**** DATA FOR THIS EXERCISE

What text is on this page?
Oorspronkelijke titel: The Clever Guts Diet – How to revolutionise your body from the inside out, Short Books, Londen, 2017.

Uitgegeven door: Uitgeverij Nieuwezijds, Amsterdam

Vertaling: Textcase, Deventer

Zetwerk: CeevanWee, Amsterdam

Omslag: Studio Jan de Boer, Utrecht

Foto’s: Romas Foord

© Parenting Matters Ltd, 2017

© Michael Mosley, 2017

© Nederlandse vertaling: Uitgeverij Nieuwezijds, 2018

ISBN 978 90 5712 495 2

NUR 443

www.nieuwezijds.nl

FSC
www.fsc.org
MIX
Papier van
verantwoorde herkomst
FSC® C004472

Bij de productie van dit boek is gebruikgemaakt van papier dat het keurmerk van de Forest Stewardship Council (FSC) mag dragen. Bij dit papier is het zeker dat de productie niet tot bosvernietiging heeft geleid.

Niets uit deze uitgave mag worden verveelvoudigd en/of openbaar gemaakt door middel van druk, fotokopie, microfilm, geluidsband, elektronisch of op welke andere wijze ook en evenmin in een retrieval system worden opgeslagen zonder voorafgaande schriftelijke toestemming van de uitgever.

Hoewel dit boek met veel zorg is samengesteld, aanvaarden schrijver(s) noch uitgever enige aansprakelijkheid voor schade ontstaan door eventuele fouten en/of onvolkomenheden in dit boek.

********

▶ [TASK OBJECTIVE] All of the entries above must be quoted exactly.

▶ [FULL ANSWER]
What text is on this page?
Oorspronkelijke titel: The Clever Guts Diet – How to revolutionise your body from the inside out, Short Books, Londen, 2017.

Uitgegeven door: Uitgeverij Nieuwezijds, Amsterdam

Vertaling: Textcase, Deventer

Zetwerk: CeevanWee, Amsterdam

Omslag: Studio Jan de Boer, Utrecht

Foto’s: Romas Foord

© Parenting Matters Ltd, 2017

© Michael Mosley, 2017

© Nederlandse vertaling: Uitgeverij Nieuwezijds, 2018

ISBN 978 90 5712 495 2

NUR 443

www.nieuwezijds.nl

FSC
www.fsc.org
MIX
Papier van
verantwoorde herkomst
FSC® C004472

Bij de productie van dit boek is gebruikgemaakt van papier dat het keurmerk van de Forest Stewardship Council (FSC) mag dragen. Bij dit papier is het zeker dat de productie niet tot bosvernietiging heeft geleid.

Niets uit deze uitgave mag worden verveelvoudigd en/of openbaar gemaakt door middel van druk, fotokopie, microfilm, geluidsband, elektronisch of op welke andere wijze ook en evenmin in een retrieval system worden opgeslagen zonder voorafgaande schriftelijke toestemming van de uitgever.

Hoewel dit boek met veel zorg is samengesteld, aanvaarden schrijver(s) noch uitgever enige aansprakelijkheid voor schade ontstaan door eventuele fouten en/of onvolkomenheden in dit boek.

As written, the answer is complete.